[Stored data]
● ● ● ● ● ● ●
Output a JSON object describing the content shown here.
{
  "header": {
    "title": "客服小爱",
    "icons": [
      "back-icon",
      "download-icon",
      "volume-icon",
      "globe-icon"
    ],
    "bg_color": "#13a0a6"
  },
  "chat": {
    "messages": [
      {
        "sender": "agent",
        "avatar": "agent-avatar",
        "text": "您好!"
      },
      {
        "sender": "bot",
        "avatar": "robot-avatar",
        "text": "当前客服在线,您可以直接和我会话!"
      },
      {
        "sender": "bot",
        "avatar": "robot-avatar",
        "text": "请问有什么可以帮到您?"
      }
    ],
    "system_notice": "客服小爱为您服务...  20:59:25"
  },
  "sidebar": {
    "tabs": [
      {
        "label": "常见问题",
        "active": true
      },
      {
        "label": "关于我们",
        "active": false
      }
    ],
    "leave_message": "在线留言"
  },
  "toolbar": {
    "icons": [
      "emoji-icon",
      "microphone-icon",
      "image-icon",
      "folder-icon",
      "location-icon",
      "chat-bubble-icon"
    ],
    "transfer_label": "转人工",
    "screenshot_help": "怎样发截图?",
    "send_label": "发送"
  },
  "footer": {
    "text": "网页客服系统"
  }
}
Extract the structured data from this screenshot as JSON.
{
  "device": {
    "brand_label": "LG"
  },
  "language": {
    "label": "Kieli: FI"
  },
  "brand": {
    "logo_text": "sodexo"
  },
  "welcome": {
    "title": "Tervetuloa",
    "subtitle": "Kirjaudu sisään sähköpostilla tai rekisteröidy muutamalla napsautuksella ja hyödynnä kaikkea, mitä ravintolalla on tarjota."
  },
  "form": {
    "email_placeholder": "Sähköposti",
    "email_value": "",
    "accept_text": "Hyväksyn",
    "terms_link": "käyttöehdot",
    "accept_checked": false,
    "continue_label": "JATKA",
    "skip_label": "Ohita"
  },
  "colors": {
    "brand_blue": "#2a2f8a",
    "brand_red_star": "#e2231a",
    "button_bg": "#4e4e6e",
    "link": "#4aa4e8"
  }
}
● ● ● ● ● ● ●
**Directions**
Output the line holding "Extract the structured", then every later line through the end of the records above, exactly as given and nothing else.

**Exercise response**
Extract the structured data from this screenshot as JSON.
{
  "device": {
    "brand_label": "LG"
  },
  "language": {
    "label": "Kieli: FI"
  },
  "brand": {
    "logo_text": "sodexo"
  },
  "welcome": {
    "title": "Tervetuloa",
    "subtitle": "Kirjaudu sisään sähköpostilla tai rekisteröidy muutamalla napsautuksella ja hyödynnä kaikkea, mitä ravintolalla on tarjota."
  },
  "form": {
    "email_placeholder": "Sähköposti",
    "email_value": "",
    "accept_text": "Hyväksyn",
    "terms_link": "käyttöehdot",
    "accept_checked": false,
    "continue_label": "JATKA",
    "skip_label": "Ohita"
  },
  "colors": {
    "brand_blue": "#2a2f8a",
    "brand_red_star": "#e2231a",
    "button_bg": "#4e4e6e",
    "link": "#4aa4e8"
  }
}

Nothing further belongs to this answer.